WRITTEN REQUEST.
Give only one thing: the number of lines that include the word "title".

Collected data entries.
## BEGIN
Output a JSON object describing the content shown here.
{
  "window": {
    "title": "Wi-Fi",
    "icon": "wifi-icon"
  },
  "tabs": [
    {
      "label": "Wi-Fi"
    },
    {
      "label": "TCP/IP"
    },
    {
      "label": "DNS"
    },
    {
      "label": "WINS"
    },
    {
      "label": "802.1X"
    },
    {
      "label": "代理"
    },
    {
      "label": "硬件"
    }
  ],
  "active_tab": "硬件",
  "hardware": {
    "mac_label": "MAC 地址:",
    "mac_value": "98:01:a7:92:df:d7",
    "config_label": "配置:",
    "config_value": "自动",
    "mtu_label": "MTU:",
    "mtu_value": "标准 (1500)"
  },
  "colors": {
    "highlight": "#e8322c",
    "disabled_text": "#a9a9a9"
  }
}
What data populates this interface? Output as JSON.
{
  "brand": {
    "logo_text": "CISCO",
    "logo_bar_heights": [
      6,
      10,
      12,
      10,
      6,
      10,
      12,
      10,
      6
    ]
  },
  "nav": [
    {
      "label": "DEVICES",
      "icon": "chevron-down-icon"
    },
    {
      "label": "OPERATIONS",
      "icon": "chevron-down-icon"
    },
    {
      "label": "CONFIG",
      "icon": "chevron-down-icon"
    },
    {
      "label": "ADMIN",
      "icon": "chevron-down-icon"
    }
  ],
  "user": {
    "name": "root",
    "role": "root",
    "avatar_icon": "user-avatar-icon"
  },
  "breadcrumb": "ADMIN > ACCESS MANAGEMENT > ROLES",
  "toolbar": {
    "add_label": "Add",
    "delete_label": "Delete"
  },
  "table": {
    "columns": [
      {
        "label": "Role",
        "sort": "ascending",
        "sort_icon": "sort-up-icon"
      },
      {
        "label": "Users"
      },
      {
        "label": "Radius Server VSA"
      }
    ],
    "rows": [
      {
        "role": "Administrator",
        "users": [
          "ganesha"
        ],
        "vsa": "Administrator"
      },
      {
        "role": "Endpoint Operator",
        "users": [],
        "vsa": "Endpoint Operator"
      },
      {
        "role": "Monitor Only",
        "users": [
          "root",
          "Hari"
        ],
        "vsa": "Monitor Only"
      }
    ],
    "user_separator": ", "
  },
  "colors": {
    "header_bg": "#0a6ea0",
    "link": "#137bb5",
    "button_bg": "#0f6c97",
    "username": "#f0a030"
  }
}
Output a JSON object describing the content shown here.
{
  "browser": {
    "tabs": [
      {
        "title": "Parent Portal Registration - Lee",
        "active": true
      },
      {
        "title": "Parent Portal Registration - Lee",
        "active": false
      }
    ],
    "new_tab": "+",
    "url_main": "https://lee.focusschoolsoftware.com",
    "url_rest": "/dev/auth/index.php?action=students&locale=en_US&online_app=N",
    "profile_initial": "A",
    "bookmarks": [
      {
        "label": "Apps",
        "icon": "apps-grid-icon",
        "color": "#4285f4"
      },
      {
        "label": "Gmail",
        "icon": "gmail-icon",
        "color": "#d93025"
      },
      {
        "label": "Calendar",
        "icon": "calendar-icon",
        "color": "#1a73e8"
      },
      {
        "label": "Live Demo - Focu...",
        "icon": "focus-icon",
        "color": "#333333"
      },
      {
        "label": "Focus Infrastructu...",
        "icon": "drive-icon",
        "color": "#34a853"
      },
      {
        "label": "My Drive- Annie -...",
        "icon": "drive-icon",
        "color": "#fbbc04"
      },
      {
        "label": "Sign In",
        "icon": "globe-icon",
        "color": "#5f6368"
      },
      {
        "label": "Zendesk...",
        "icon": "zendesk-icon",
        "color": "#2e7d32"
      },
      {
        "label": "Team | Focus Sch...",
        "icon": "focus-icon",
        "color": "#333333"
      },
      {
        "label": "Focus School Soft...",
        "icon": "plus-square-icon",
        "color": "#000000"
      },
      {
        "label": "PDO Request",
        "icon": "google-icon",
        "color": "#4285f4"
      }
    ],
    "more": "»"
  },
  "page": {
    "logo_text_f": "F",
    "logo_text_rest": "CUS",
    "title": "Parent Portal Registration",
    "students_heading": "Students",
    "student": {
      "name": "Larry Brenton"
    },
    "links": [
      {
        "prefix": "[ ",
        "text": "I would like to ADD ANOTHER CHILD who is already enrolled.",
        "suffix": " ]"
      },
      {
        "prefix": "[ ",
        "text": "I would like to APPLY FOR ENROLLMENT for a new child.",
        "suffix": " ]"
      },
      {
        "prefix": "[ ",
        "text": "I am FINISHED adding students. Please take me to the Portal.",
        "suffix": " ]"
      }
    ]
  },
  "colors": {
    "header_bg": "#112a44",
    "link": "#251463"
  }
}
## END
WORKED ANSWER.
4